GOAL:
Copy out the records in full, word for word, without pictures.

>> start RECORD SET

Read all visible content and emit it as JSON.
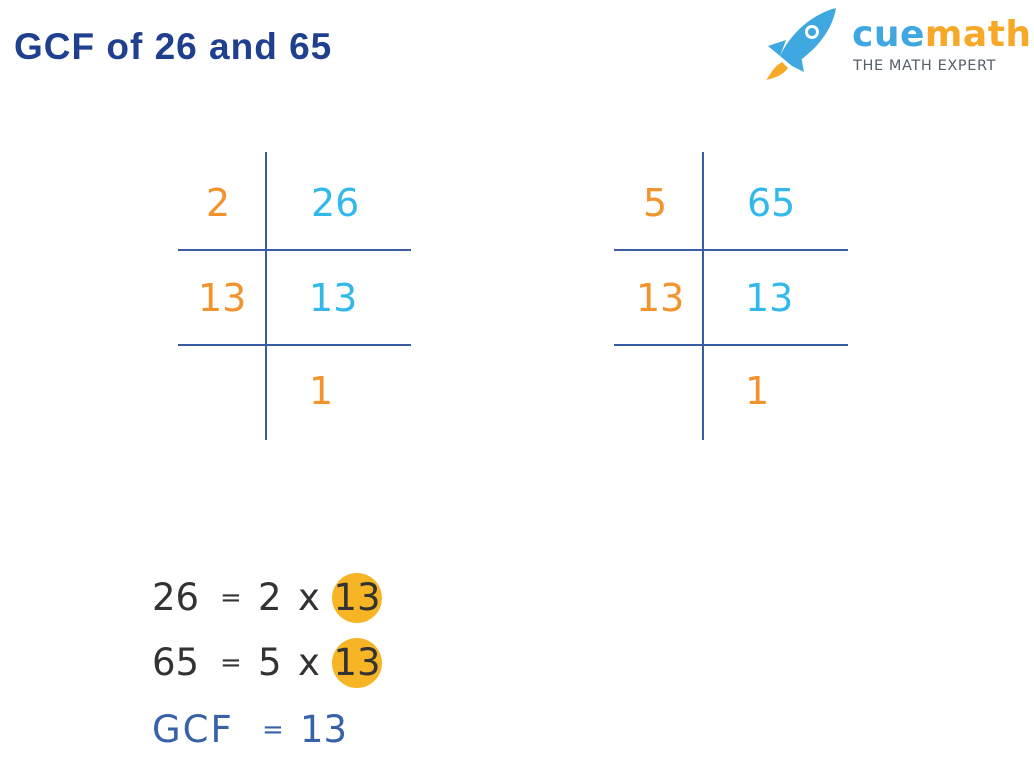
{
  "title": "GCF of 26 and 65",
  "logo": {
    "brand_cue": "cue",
    "brand_math": "math",
    "tagline": "THE MATH EXPERT"
  },
  "colors": {
    "title": "#1f3f8f",
    "divisor": "#f2932b",
    "quotient": "#33b8ec",
    "lines": "#3b5ba5",
    "highlight": "#f7b425",
    "gcf": "#3862a8"
  },
  "division_tables": [
    {
      "rows": [
        {
          "divisor": "2",
          "value": "26"
        },
        {
          "divisor": "13",
          "value": "13"
        },
        {
          "divisor": "",
          "value": "1"
        }
      ]
    },
    {
      "rows": [
        {
          "divisor": "5",
          "value": "65"
        },
        {
          "divisor": "13",
          "value": "13"
        },
        {
          "divisor": "",
          "value": "1"
        }
      ]
    }
  ],
  "factorizations": [
    {
      "number": "26",
      "equals": "=",
      "prime": "2",
      "times": "x",
      "common": "13"
    },
    {
      "number": "65",
      "equals": "=",
      "prime": "5",
      "times": "x",
      "common": "13"
    }
  ],
  "result": {
    "label": "GCF",
    "equals": "=",
    "value": "13"
  }
}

>> end RECORD SET

RESULT:
Read all visible content and emit it as JSON.
{
  "title": "GCF of 26 and 65",
  "logo": {
    "brand_cue": "cue",
    "brand_math": "math",
    "tagline": "THE MATH EXPERT"
  },
  "colors": {
    "title": "#1f3f8f",
    "divisor": "#f2932b",
    "quotient": "#33b8ec",
    "lines": "#3b5ba5",
    "highlight": "#f7b425",
    "gcf": "#3862a8"
  },
  "division_tables": [
    {
      "rows": [
        {
          "divisor": "2",
          "value": "26"
        },
        {
          "divisor": "13",
          "value": "13"
        },
        {
          "divisor": "",
          "value": "1"
        }
      ]
    },
    {
      "rows": [
        {
          "divisor": "5",
          "value": "65"
        },
        {
          "divisor": "13",
          "value": "13"
        },
        {
          "divisor": "",
          "value": "1"
        }
      ]
    }
  ],
  "factorizations": [
    {
      "number": "26",
      "equals": "=",
      "prime": "2",
      "times": "x",
      "common": "13"
    },
    {
      "number": "65",
      "equals": "=",
      "prime": "5",
      "times": "x",
      "common": "13"
    }
  ],
  "result": {
    "label": "GCF",
    "equals": "=",
    "value": "13"
  }
}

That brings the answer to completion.